Exercise input -
================

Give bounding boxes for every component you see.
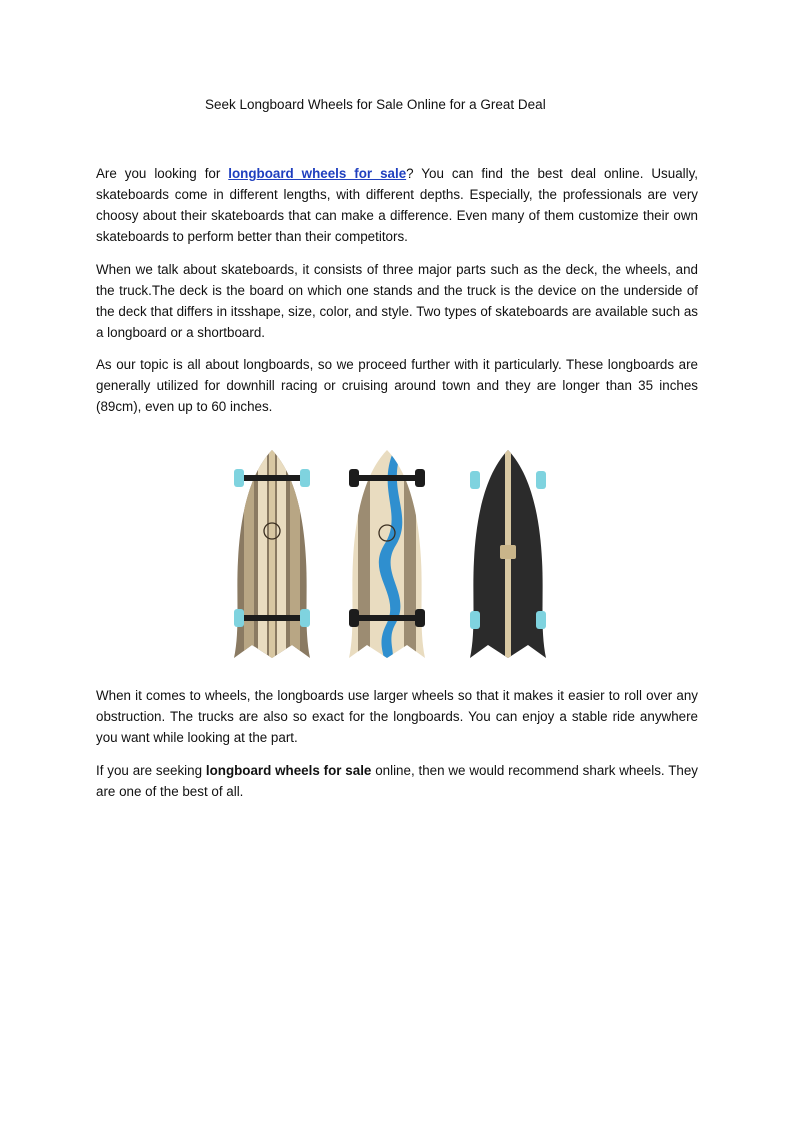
paragraph-intro-rest: ? You can find the best deal online. Usually, skateboards come in different lengths, with different depths. Especially, the professionals are very choosy about their skateboards that can make a difference. Even many of them customize their own skateboards to perform better than their competitors.	[96, 166, 699, 244]
paragraph-recommendation-lead: If you are seeking	[96, 763, 206, 778]
paragraph-longboards: As our topic is all about longboards, so we proceed further with it particularly. These longboards are generally utilized for downhill racing or cruising around town and they are longer than 35 inches (89cm), even up to 60 inches.	[96, 357, 698, 414]
longboard-wood-striped	[226, 445, 321, 665]
paragraph-wheels: When it comes to wheels, the longboards use larger wheels so that it makes it easier to roll over any obstruction. The trucks are also so exact for the longboards. You can enjoy a stable ride anywhere you want while looking at the part.	[96, 688, 698, 745]
longboard-wheels-bold: longboard wheels for sale	[205, 763, 372, 778]
paragraph-skateboard-parts: When we talk about skateboards, it consists of three major parts such as the deck, the wheels, and the truck.The deck is the board on which one stands and the truck is the device on the underside of the deck that differs in itsshape, size, color, and style. Two types of skateboards are available such as a longboard or a shortboard.	[96, 262, 698, 340]
longboard-wheels-link[interactable]: longboard wheels for sale	[228, 166, 407, 181]
longboards-image	[226, 445, 556, 665]
paragraph-intro	[96, 163, 698, 247]
paragraph-intro-lead: Are you looking for	[96, 166, 229, 181]
paragraph-recommendation	[96, 760, 698, 802]
longboard-black-grip	[462, 445, 556, 665]
document-title: Seek Longboard Wheels for Sale Online for a Great Deal	[205, 97, 546, 112]
longboard-wood-blue-stripe	[341, 445, 436, 665]
longboards-illustration	[226, 445, 556, 665]
paragraph-recommendation-rest: online, then we would recommend shark wheels. They are one of the best of all.	[96, 763, 699, 799]
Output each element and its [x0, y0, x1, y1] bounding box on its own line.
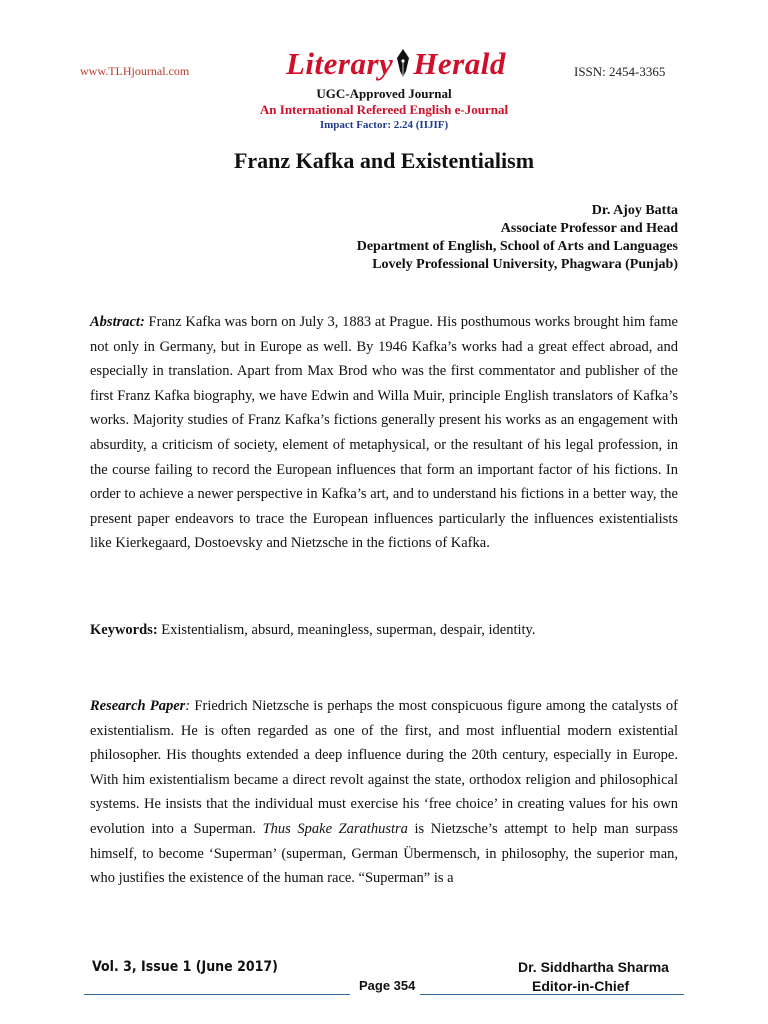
keywords-text: Existentialism, absurd, meaningless, superman, despair, identity. [157, 622, 536, 638]
footer-page-number: Page 354 [359, 978, 416, 993]
paper-title: Franz Kafka and Existentialism [233, 148, 535, 173]
ugc-approved-line: UGC-Approved Journal [316, 86, 452, 101]
keywords-label: Keywords: [90, 622, 158, 638]
research-label: Research Paper [90, 698, 186, 714]
abstract-paragraph [90, 310, 678, 556]
logo-word-literary: Literary [286, 46, 394, 81]
impact-factor: Impact Factor: 2.24 (IIJIF) [319, 119, 449, 131]
footer-rule-left [84, 994, 350, 995]
research-label-colon: : [185, 698, 191, 714]
research-paragraph [90, 694, 678, 891]
logo-word-herald: Herald [413, 46, 506, 81]
footer-volume: Vol. 3, Issue 1 (June 2017) [92, 959, 278, 975]
footer-editor-name: Dr. Siddhartha Sharma [518, 959, 669, 975]
author-department: Department of English, School of Arts and Languages [356, 239, 678, 254]
issn-number: ISSN: 2454-3365 [574, 64, 666, 79]
abstract-text: Franz Kafka was born on July 3, 1883 at Prague. His posthumous works brought him fame not only in Germany, but in Europe as well. By 1946 Kafka’s works had a great effect abroad, and especially in translation. Apart from Max Brod who was the first commentator and publisher of the first Franz Kafka biography, we have Edwin and Willa Muir, principle English translators of Kafka’s works. Majority studies of Franz Kafka’s fictions generally present his works as an engagement with absurdity, a criticism of society, element of metaphysical, or the resultant of his legal profession, in the course failing to record the European influences that form an important factor of his fictions. In order to achieve a newer perspective in Kafka’s art, and to understand his fictions in a better way, the present paper endeavors to trace the European influences particularly the influences existentialists like Kierkegaard, Dostoevsky and Nietzsche in the fictions of Kafka. [90, 314, 678, 552]
keywords-paragraph [90, 618, 678, 643]
book-title: Thus Spake Zarathustra [262, 820, 408, 837]
author-university: Lovely Professional University, Phagwara (Punjab) [372, 257, 678, 272]
pen-nib-icon [396, 49, 410, 85]
author-position: Associate Professor and Head [500, 221, 678, 236]
footer-editor-title: Editor-in-Chief [532, 978, 630, 994]
research-text-part2: is Nietzsche’s attempt to help man surpass himself, to become ‘Superman’ (superman, German Übermensch, in philosophy, the superior man, who justifies the existence of the human race. “Superman” is a [90, 820, 678, 887]
author-name: Dr. Ajoy Batta [591, 203, 678, 218]
journal-url[interactable]: www.TLHjournal.com [80, 64, 190, 78]
journal-subtitle: An International Refereed English e-Journal [259, 102, 509, 117]
research-text-part1: Friedrich Nietzsche is perhaps the most conspicuous figure among the catalysts of existentialism. He is often regarded as one of the first, and most influential modern existential philosopher. His thoughts extended a deep influence during the 20th century, especially in Europe. With him existentialism became a direct revolt against the state, orthodox religion and philosophical systems. He insists that the individual must exercise his ‘free choice’ in creating values for his own evolution into a Superman. [90, 698, 678, 837]
journal-logo [286, 46, 506, 85]
abstract-label: Abstract: [90, 314, 145, 330]
footer-rule-right [420, 994, 684, 995]
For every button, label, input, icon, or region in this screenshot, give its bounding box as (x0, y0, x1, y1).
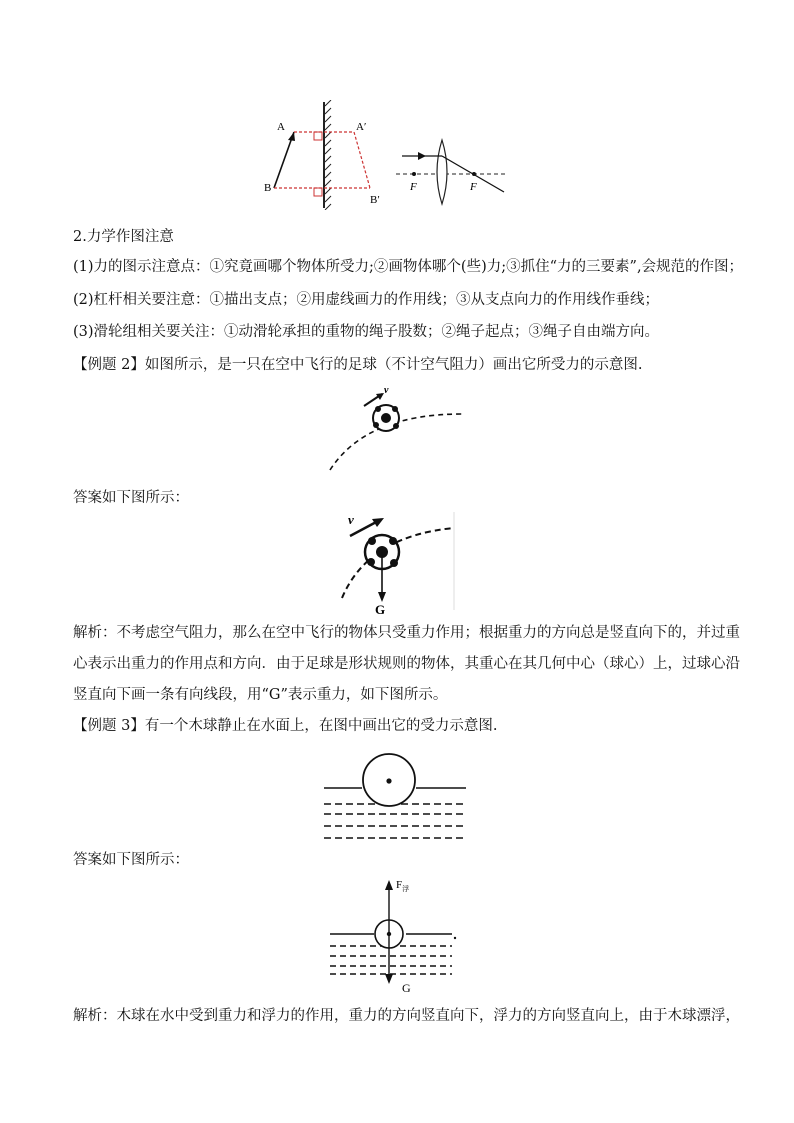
example3-analysis-1: 解析：木球在水中受到重力和浮力的作用，重力的方向竖直向下，浮力的方向竖直向上，由于木球漂浮， (73, 1008, 740, 1024)
buoyancy-label (396, 879, 409, 893)
example3-question (73, 716, 497, 736)
label-A: A (277, 121, 285, 133)
soccer-ball-question-figure (326, 384, 466, 474)
note-1: (1)力的图示注意点：①究竟画哪个物体所受力;②画物体哪个(些)力;③抓住“力的三要素”,会规范的作图； (73, 259, 744, 275)
section-title: 2.力学作图注意 (73, 229, 174, 245)
label-F-right: F (470, 181, 477, 193)
buoyancy-label-main: F (396, 879, 403, 891)
label-B-prime: B′ (370, 194, 380, 206)
example2-label: 【例题 2】 (73, 357, 145, 373)
gravity-label-2: G (402, 981, 411, 995)
example2-analysis-3: 竖直向下画一条有向线段，用“G”表示重力，如下图所示。 (73, 687, 448, 703)
mirror-reflection-figure (260, 100, 400, 210)
floating-ball-question-figure (324, 748, 470, 844)
label-F-left: F (410, 181, 417, 193)
example3-question-text: 有一个木球静止在水面上，在图中画出它的受力示意图. (144, 718, 498, 734)
gravity-label: G (375, 602, 386, 617)
velocity-label-answer: v (348, 512, 354, 527)
convex-lens-figure (396, 138, 508, 206)
soccer-ball-answer-figure (338, 510, 458, 618)
example2-analysis-2: 心表示出重力的作用点和方向．由于足球是形状规则的物体，其重心在其几何中心（球心）上，过球心沿 (73, 656, 740, 672)
velocity-label: v (384, 385, 389, 396)
buoyancy-label-sub: 浮 (402, 885, 410, 893)
note-3: (3)滑轮组相关要关注：①动滑轮承担的重物的绳子股数；②绳子起点；③绳子自由端方向。 (73, 324, 660, 340)
example3-answer-intro: 答案如下图所示： (73, 852, 189, 868)
label-B: B (264, 182, 272, 194)
example3-label: 【例题 3】 (73, 718, 145, 734)
label-A-prime: A′ (356, 121, 367, 133)
example2-question-text: 如图所示，是一只在空中飞行的足球（不计空气阻力）画出它所受力的示意图. (144, 357, 643, 373)
example2-answer-intro: 答案如下图所示： (73, 490, 189, 506)
example2-question (73, 355, 642, 375)
example2-analysis-1: 解析：不考虑空气阻力，那么在空中飞行的物体只受重力作用；根据重力的方向总是竖直向下的，并过重 (73, 625, 740, 641)
floating-ball-answer-figure (328, 874, 460, 998)
note-2: (2)杠杆相关要注意：①描出支点；②用虚线画力的作用线；③从支点向力的作用线作垂线； (73, 292, 660, 308)
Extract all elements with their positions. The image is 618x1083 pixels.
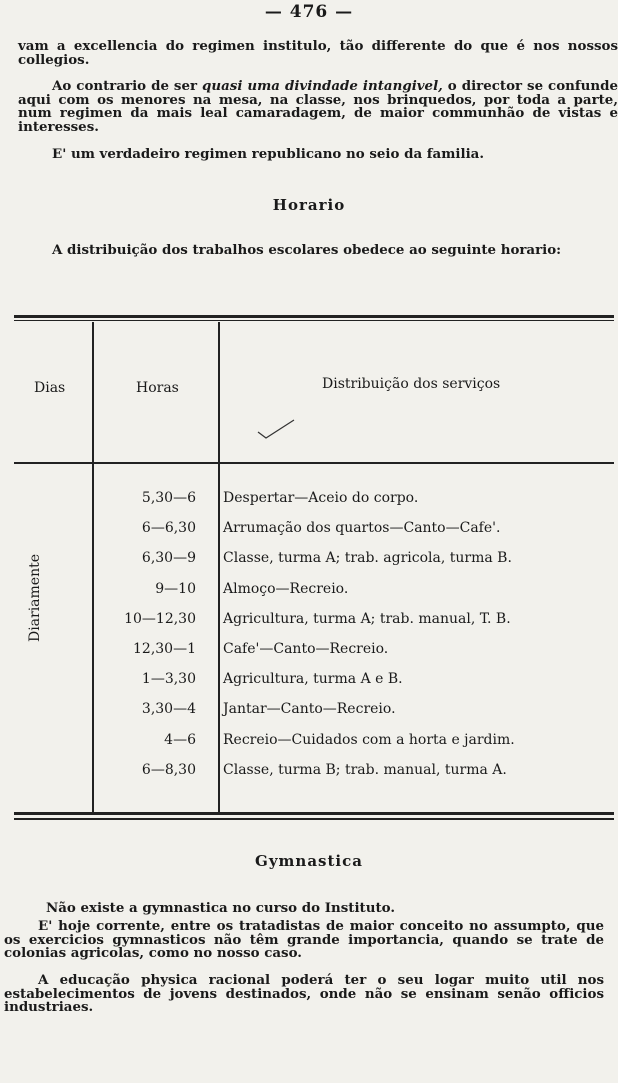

================

Directions for this task - Please rewrite all of the material above with every "skateboards" changed to "boards" and nothing else altered. Leave the pictures out of your answer.

Final result -
Give bounding boxes for every component you see.
paragraph-intro-rest: ? You can find the best deal online. Usually, boards come in different lengths, with different depths. Especially, the professionals are very choosy about their boards that can make a difference. Even many of them customize their own boards to perform better than their competitors.	[96, 166, 699, 244]
paragraph-recommendation-lead: If you are seeking	[96, 763, 206, 778]
paragraph-longboards: As our topic is all about longboards, so we proceed further with it particularly. These longboards are generally utilized for downhill racing or cruising around town and they are longer than 35 inches (89cm), even up to 60 inches.	[96, 357, 698, 414]
longboard-wood-striped	[226, 445, 321, 665]
paragraph-wheels: When it comes to wheels, the longboards use larger wheels so that it makes it easier to roll over any obstruction. The trucks are also so exact for the longboards. You can enjoy a stable ride anywhere you want while looking at the part.	[96, 688, 698, 745]
longboard-wheels-bold: longboard wheels for sale	[205, 763, 372, 778]
paragraph-skateboard-parts: When we talk about boards, it consists of three major parts such as the deck, the wheels, and the truck.The deck is the board on which one stands and the truck is the device on the underside of the deck that differs in itsshape, size, color, and style. Two types of boards are available such as a longboard or a shortboard.	[96, 262, 698, 340]
longboard-wheels-link[interactable]: longboard wheels for sale	[228, 166, 407, 181]
longboards-image	[226, 445, 556, 665]
paragraph-intro	[96, 163, 698, 247]
paragraph-intro-lead: Are you looking for	[96, 166, 229, 181]
paragraph-recommendation	[96, 760, 698, 802]
longboard-black-grip	[462, 445, 556, 665]
document-title: Seek Longboard Wheels for Sale Online for a Great Deal	[205, 97, 546, 112]
longboard-wood-blue-stripe	[341, 445, 436, 665]
longboards-illustration	[226, 445, 556, 665]
paragraph-recommendation-rest: online, then we would recommend shark wheels. They are one of the best of all.	[96, 763, 699, 799]
Output each element and its [x0, y0, x1, y1] bounding box on its own line.
keywords-text: Existentialism, absurd, meaningless, superman, despair, identity. [157, 622, 536, 638]
footer-page-number: Page 354 [359, 978, 416, 993]
paper-title: Franz Kafka and Existentialism [233, 148, 535, 173]
ugc-approved-line: UGC-Approved Journal [316, 86, 452, 101]
keywords-label: Keywords: [90, 622, 158, 638]
research-label: Research Paper [90, 698, 186, 714]
abstract-paragraph [90, 310, 678, 556]
logo-word-literary: Literary [286, 46, 394, 81]
impact-factor: Impact Factor: 2.24 (IIJIF) [319, 119, 449, 131]
footer-rule-left [84, 994, 350, 995]
research-label-colon: : [185, 698, 191, 714]
research-paragraph [90, 694, 678, 891]
logo-word-herald: Herald [413, 46, 506, 81]
footer-volume: Vol. 3, Issue 1 (June 2017) [92, 959, 278, 975]
footer-editor-name: Dr. Siddhartha Sharma [518, 959, 669, 975]
author-department: Department of English, School of Arts and Languages [356, 239, 678, 254]
issn-number: ISSN: 2454-3365 [574, 64, 666, 79]
abstract-text: Franz Kafka was born on July 3, 1883 at Prague. His posthumous works brought him fame not only in Germany, but in Europe as well. By 1946 Kafka’s works had a great effect abroad, and especially in translation. Apart from Max Brod who was the first commentator and publisher of the first Franz Kafka biography, we have Edwin and Willa Muir, principle English translators of Kafka’s works. Majority studies of Franz Kafka’s fictions generally present his works as an engagement with absurdity, a criticism of society, element of metaphysical, or the resultant of his legal profession, in the course failing to record the European influences that form an important factor of his fictions. In order to achieve a newer perspective in Kafka’s art, and to understand his fictions in a better way, the present paper endeavors to trace the European influences particularly the influences existentialists like Kierkegaard, Dostoevsky and Nietzsche in the fictions of Kafka. [90, 314, 678, 552]
keywords-paragraph [90, 618, 678, 643]
book-title: Thus Spake Zarathustra [262, 820, 408, 837]
author-university: Lovely Professional University, Phagwara (Punjab) [372, 257, 678, 272]
pen-nib-icon [396, 49, 410, 85]
author-position: Associate Professor and Head [500, 221, 678, 236]
footer-editor-title: Editor-in-Chief [532, 978, 630, 994]
research-text-part2: is Nietzsche’s attempt to help man surpass himself, to become ‘Superman’ (superman, German Übermensch, in philosophy, the superior man, who justifies the existence of the human race. “Superman” is a [90, 820, 678, 887]
author-name: Dr. Ajoy Batta [591, 203, 678, 218]
journal-url[interactable]: www.TLHjournal.com [80, 64, 190, 78]
journal-subtitle: An International Refereed English e-Journal [259, 102, 509, 117]
research-text-part1: Friedrich Nietzsche is perhaps the most conspicuous figure among the catalysts of existentialism. He is often regarded as one of the first, and most influential modern existential philosopher. His thoughts extended a deep influence during the 20th century, especially in Europe. With him existentialism became a direct revolt against the state, orthodox religion and philosophical systems. He insists that the individual must exercise his ‘free choice’ in creating values for his own evolution into a Superman. [90, 698, 678, 837]
journal-logo [286, 46, 506, 85]
abstract-label: Abstract: [90, 314, 145, 330]
footer-rule-right [420, 994, 684, 995]
For every button, label, input, icon, or region in this screenshot, give its bounding box as (x0, y0, x1, y1).
example3-analysis-1: 解析：木球在水中受到重力和浮力的作用，重力的方向竖直向下，浮力的方向竖直向上，由于木球漂浮， (73, 1008, 740, 1024)
buoyancy-label (396, 879, 409, 893)
example3-question (73, 716, 497, 736)
label-A: A (277, 121, 285, 133)
soccer-ball-question-figure (326, 384, 466, 474)
note-1: (1)力的图示注意点：①究竟画哪个物体所受力;②画物体哪个(些)力;③抓住“力的三要素”,会规范的作图； (73, 259, 744, 275)
section-title: 2.力学作图注意 (73, 229, 174, 245)
label-F-right: F (470, 181, 477, 193)
buoyancy-label-main: F (396, 879, 403, 891)
label-B-prime: B′ (370, 194, 380, 206)
example2-label: 【例题 2】 (73, 357, 145, 373)
gravity-label-2: G (402, 981, 411, 995)
example2-analysis-3: 竖直向下画一条有向线段，用“G”表示重力，如下图所示。 (73, 687, 448, 703)
mirror-reflection-figure (260, 100, 400, 210)
floating-ball-question-figure (324, 748, 470, 844)
label-F-left: F (410, 181, 417, 193)
example3-question-text: 有一个木球静止在水面上，在图中画出它的受力示意图. (144, 718, 498, 734)
gravity-label: G (375, 602, 386, 617)
velocity-label-answer: v (348, 512, 354, 527)
convex-lens-figure (396, 138, 508, 206)
soccer-ball-answer-figure (338, 510, 458, 618)
example2-analysis-2: 心表示出重力的作用点和方向．由于足球是形状规则的物体，其重心在其几何中心（球心）上，过球心沿 (73, 656, 740, 672)
velocity-label: v (384, 385, 389, 396)
buoyancy-label-sub: 浮 (402, 885, 410, 893)
note-3: (3)滑轮组相关要关注：①动滑轮承担的重物的绳子股数；②绳子起点；③绳子自由端方向。 (73, 324, 660, 340)
example3-answer-intro: 答案如下图所示： (73, 852, 189, 868)
label-B: B (264, 182, 272, 194)
example3-label: 【例题 3】 (73, 718, 145, 734)
label-A-prime: A′ (356, 121, 367, 133)
example2-question-text: 如图所示，是一只在空中飞行的足球（不计空气阻力）画出它所受力的示意图. (144, 357, 643, 373)
example2-answer-intro: 答案如下图所示： (73, 490, 189, 506)
example2-question (73, 355, 642, 375)
example2-analysis-1: 解析：不考虑空气阻力，那么在空中飞行的物体只受重力作用；根据重力的方向总是竖直向下的，并过重 (73, 625, 740, 641)
floating-ball-answer-figure (328, 874, 460, 998)
note-2: (2)杠杆相关要注意：①描出支点；②用虚线画力的作用线；③从支点向力的作用线作垂线； (73, 292, 660, 308)
Extract all elements with their positions. The image is 618x1083 pixels.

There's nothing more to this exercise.